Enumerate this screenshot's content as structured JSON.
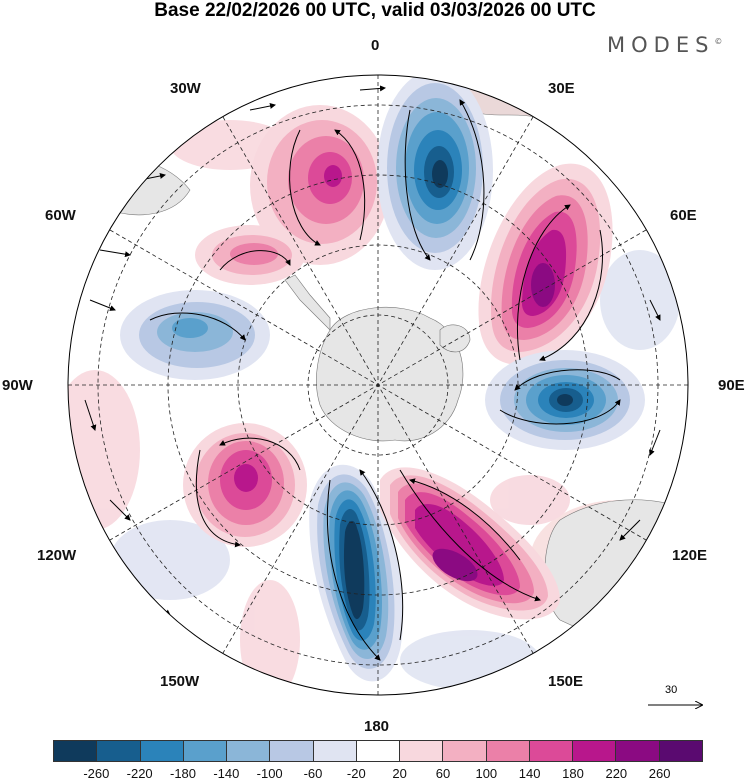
{
  "title": "Base 22/02/2026 00 UTC, valid 03/03/2026 00 UTC",
  "brand": "MODES",
  "brand_mark": "©",
  "map": {
    "projection": "south-polar-stereographic",
    "longitude_labels": {
      "top": "0",
      "top_right": "30E",
      "right_upper": "60E",
      "right": "90E",
      "right_lower": "120E",
      "bottom_right": "150E",
      "bottom": "180",
      "bottom_left": "150W",
      "left_lower": "120W",
      "left": "90W",
      "left_upper": "60W",
      "top_left": "30W"
    },
    "reference_vector": "30",
    "anomaly_centers": [
      {
        "name": "positive-30w",
        "value": 200
      },
      {
        "name": "negative-0",
        "value": -260
      },
      {
        "name": "positive-45e",
        "value": 240
      },
      {
        "name": "positive-60w",
        "value": 140
      },
      {
        "name": "negative-85w",
        "value": -140
      },
      {
        "name": "negative-90e",
        "value": -260
      },
      {
        "name": "positive-130w",
        "value": 200
      },
      {
        "name": "negative-170w",
        "value": -260
      },
      {
        "name": "positive-150e",
        "value": 240
      }
    ]
  },
  "colorbar": {
    "tick_labels": [
      "-260",
      "-220",
      "-180",
      "-140",
      "-100",
      "-60",
      "-20",
      "20",
      "60",
      "100",
      "140",
      "180",
      "220",
      "260"
    ],
    "colors": [
      "#0f3a5c",
      "#175e8e",
      "#2b83ba",
      "#5aa0cc",
      "#8bb6d8",
      "#b8c8e4",
      "#e0e4f2",
      "#ffffff",
      "#f8d8de",
      "#f3b0c2",
      "#eb80a8",
      "#dc4a98",
      "#b8178c",
      "#8b0a82",
      "#5a0a70"
    ]
  }
}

____

Only lines with the word "positive" should be collected from the material.

• **WRITTEN ANSWER**
        "name": "positive-30w",
        "name": "positive-45e",
        "name": "positive-60w",
        "name": "positive-130w",
        "name": "positive-150e",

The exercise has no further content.